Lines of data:
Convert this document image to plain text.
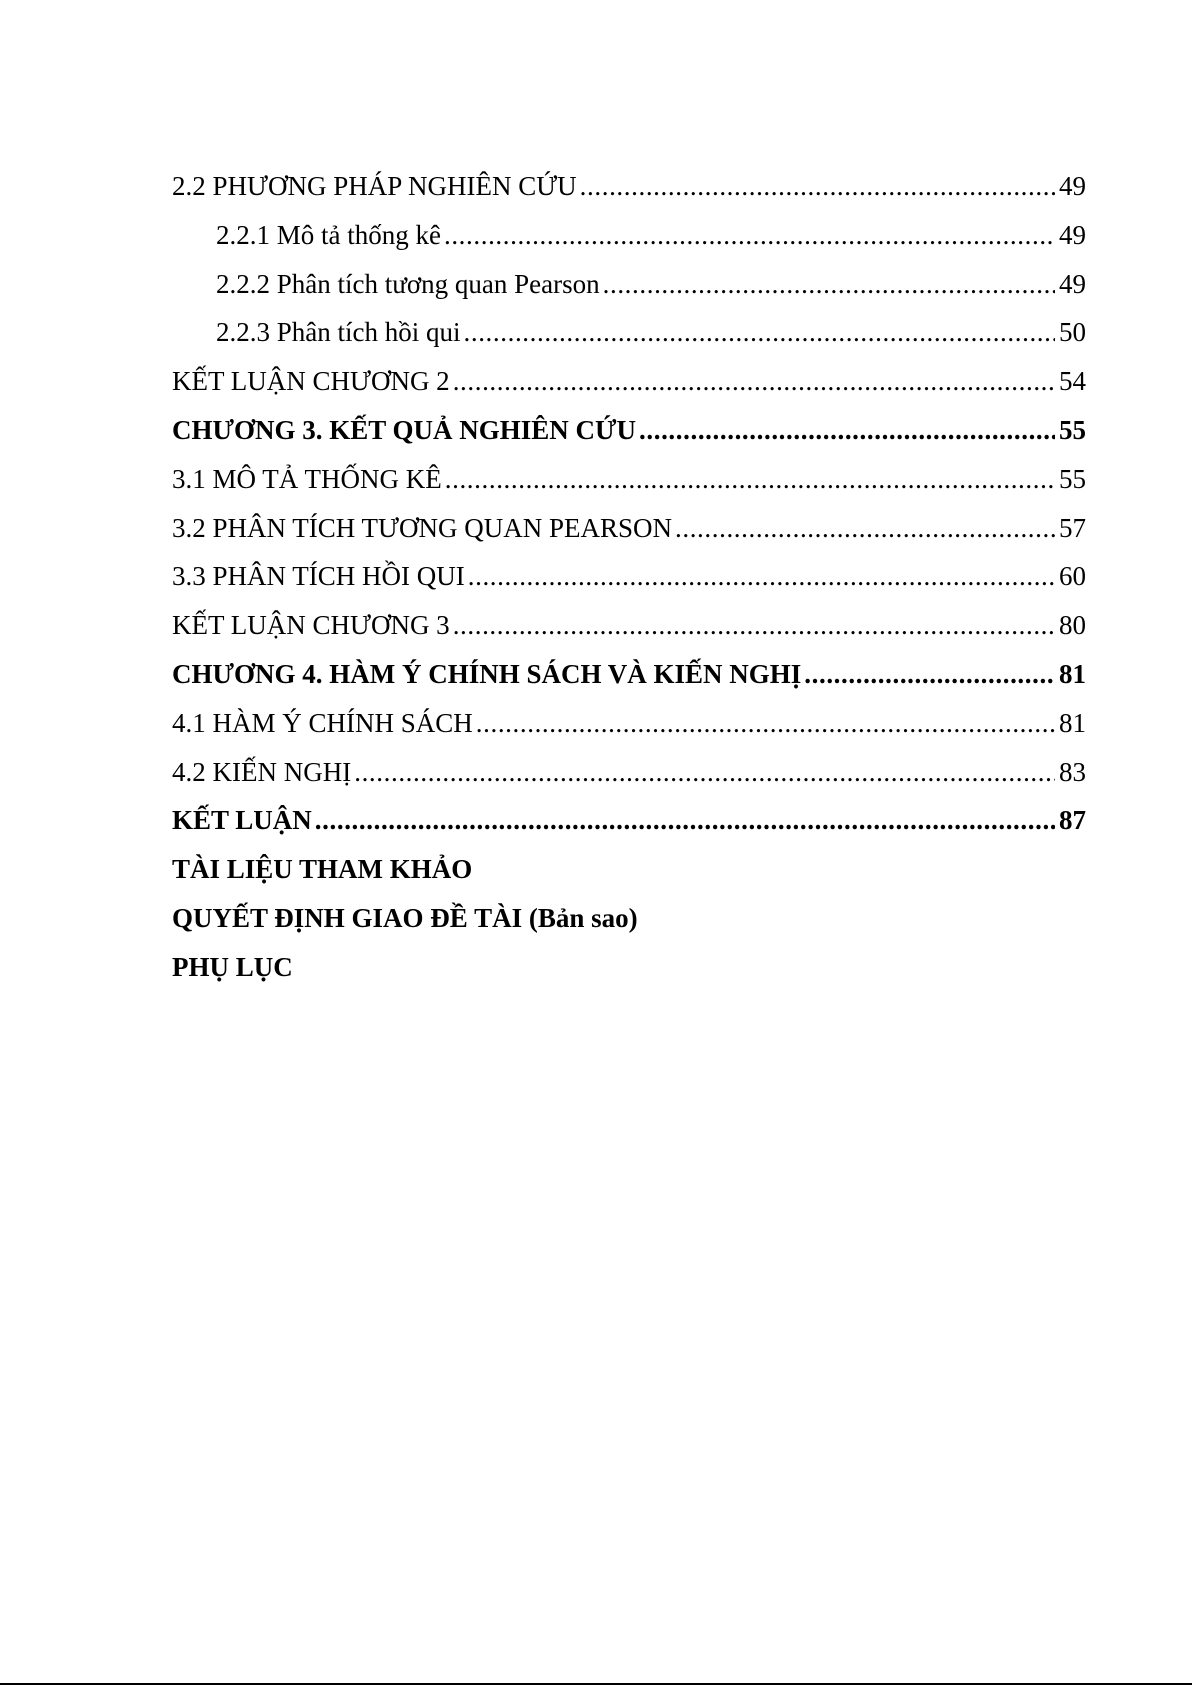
2.2 PHƯƠNG PHÁP NGHIÊN CỨU .....	49
2.2.1 Mô tả thống kê .....	49
2.2.2 Phân tích tương quan Pearson .....	49
2.2.3 Phân tích hồi qui .....	50
KẾT LUẬN CHƯƠNG 2 .....	54
CHƯƠNG 3. KẾT QUẢ NGHIÊN CỨU .....	55
3.1 MÔ TẢ THỐNG KÊ .....	55
3.2 PHÂN TÍCH TƯƠNG QUAN PEARSON .....	57
3.3 PHÂN TÍCH HỒI QUI .....	60
KẾT LUẬN CHƯƠNG 3 .....	80
CHƯƠNG 4. HÀM Ý CHÍNH SÁCH VÀ KIẾN NGHỊ .....	81
4.1 HÀM Ý CHÍNH SÁCH .....	81
4.2 KIẾN NGHỊ .....	83
KẾT LUẬN .....	87
TÀI LIỆU THAM KHẢO
QUYẾT ĐỊNH GIAO ĐỀ TÀI (Bản sao)
PHỤ LỤC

» **What needs to be done**: Work out how many lines of the data hold the string "LUẬN". Reply with that number alone.

» **Output of the exercise**: 3